• _TRECHO DO TEXTO_:
= = =
Agropecuária acelera erosão no Cerrado

A perda de solo em pastagens foi 160 vezes maior que em áreas preservadas

Ângela Macário / Getty Images

A conversão de áreas de vegetação nativa em pastagens ou plantações nas últimas décadas acelerou, ao menos temporariamente, o ritmo de erosão do solo no Cerrado. Analisando a concentração de variedades (isótopos) de elementos químicos do solo e da atmosfera que permanecem estáveis por centenas de milhares de anos e a de outros que sofrem transformações em poucas décadas, um grupo internacional de pesquisadores estimou a evolução no ritmo de denudação do solo na região central do país nos últimos 50 anos. Sob a coordenação do grupo da Universidade Federal de Goiás (UFG) e do Centro Europeu de Pesquisa e Ensino em Geociências Ambientais (Cerege), da França, uma equipe coletou amostras de solo e de sedimentos de rios dentro e fora do Parque Nacional de Brasília, uma unidade de conservação criada em 1961 na capital federal. A perda de solo foi de aproximadamente 0,01 milímetro (mm) por ano, próximo ao observado em outras áreas de Cerrado. Já nas áreas convertidas em pastagem ou plantação, o ritmo de erosão foi de até 1,6 mm por ano (160 vezes maior), em especial de 1975 a 1985, quando a maior parte da vegetação original da região foi derrubada (Earth’s Future, 10 de agosto).
= = =
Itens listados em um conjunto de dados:
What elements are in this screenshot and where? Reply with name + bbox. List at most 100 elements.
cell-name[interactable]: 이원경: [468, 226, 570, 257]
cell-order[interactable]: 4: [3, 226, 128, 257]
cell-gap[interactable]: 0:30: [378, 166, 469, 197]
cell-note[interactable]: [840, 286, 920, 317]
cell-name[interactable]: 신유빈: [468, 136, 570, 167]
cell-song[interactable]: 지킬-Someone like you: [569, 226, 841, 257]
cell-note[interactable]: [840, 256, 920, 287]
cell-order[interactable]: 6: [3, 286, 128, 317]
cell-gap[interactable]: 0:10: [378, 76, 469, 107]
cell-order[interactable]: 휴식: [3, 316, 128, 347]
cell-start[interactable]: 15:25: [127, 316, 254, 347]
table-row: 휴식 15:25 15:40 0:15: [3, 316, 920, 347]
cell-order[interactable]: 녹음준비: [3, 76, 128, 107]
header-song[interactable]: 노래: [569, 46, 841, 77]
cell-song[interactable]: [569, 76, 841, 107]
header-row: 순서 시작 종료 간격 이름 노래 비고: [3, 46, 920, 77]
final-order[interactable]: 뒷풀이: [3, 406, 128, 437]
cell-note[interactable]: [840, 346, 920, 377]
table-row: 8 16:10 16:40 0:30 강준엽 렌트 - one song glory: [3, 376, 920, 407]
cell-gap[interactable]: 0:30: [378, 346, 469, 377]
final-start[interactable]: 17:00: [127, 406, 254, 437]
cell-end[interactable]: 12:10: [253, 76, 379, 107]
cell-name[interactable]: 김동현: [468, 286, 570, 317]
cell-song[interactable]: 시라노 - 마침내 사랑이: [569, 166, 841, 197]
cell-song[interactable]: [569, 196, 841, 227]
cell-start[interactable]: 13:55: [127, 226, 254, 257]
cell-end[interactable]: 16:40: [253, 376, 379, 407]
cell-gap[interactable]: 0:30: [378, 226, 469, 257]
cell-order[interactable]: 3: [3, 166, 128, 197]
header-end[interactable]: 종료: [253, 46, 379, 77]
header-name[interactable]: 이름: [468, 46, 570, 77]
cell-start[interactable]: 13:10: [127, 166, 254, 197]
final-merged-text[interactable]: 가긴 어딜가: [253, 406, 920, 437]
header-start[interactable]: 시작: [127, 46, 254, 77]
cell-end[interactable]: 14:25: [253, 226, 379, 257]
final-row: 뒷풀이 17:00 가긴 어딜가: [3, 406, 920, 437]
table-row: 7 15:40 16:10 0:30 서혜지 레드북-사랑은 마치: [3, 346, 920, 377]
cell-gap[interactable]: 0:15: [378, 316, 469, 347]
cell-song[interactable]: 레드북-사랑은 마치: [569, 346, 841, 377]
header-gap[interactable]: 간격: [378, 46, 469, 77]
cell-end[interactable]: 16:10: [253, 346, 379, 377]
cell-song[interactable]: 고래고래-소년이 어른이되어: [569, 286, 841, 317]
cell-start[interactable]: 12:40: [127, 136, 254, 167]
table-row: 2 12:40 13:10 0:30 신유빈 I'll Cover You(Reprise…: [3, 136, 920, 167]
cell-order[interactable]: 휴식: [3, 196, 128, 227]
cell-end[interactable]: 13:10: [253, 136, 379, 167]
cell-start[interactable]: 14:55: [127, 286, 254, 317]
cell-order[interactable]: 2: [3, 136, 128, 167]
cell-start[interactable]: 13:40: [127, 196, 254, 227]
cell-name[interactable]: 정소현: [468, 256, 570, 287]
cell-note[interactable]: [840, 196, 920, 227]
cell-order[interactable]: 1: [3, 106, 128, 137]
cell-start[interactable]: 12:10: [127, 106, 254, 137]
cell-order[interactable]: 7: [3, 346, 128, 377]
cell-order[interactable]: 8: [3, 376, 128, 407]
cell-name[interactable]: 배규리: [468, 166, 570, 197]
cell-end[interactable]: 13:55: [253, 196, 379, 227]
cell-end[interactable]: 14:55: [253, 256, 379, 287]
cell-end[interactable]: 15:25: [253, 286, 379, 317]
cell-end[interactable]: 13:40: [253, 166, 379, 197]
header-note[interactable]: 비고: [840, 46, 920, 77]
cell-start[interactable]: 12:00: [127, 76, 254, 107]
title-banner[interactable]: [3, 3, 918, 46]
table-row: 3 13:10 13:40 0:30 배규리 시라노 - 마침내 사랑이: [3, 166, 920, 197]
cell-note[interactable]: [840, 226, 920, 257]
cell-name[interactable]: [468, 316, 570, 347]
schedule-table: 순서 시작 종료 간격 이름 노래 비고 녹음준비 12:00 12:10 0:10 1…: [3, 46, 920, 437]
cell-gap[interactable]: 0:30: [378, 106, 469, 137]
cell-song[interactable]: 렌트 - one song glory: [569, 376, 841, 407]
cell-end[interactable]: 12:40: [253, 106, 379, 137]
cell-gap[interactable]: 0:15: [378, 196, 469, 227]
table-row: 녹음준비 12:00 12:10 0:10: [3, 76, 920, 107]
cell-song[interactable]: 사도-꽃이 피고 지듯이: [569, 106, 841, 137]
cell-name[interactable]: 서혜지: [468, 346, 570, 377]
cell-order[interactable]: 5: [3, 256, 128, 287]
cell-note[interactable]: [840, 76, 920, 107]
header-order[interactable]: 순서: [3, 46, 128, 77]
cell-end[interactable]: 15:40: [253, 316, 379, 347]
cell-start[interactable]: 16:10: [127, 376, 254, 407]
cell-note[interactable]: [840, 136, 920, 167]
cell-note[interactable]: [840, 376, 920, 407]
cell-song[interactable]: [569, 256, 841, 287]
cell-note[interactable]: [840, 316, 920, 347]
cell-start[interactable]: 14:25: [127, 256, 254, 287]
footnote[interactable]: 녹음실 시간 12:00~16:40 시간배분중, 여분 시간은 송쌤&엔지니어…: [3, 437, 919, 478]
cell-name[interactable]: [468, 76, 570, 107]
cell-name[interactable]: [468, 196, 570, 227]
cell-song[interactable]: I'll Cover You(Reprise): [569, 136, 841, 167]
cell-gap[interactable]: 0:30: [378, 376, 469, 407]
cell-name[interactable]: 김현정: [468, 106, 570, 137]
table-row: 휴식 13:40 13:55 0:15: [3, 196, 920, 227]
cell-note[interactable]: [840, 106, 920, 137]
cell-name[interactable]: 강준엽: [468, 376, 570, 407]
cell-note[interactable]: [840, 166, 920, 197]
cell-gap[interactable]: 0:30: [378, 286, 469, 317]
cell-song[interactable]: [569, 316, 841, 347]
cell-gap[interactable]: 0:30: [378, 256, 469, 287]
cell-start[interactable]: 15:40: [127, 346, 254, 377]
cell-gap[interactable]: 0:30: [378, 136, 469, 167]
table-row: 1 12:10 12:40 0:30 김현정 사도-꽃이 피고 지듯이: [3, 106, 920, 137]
= = =
• _ATIVIDADE_: No texto sobre a erosão no Cerrado, em que período o ritmo de erosão nas áreas convertidas em pastagem ou plantação foi especialmente alto?

• _RESPOSTA DA ATIVIDADE_: De 1975 a 1985, quando a maior parte da vegetação original da região foi derrubada.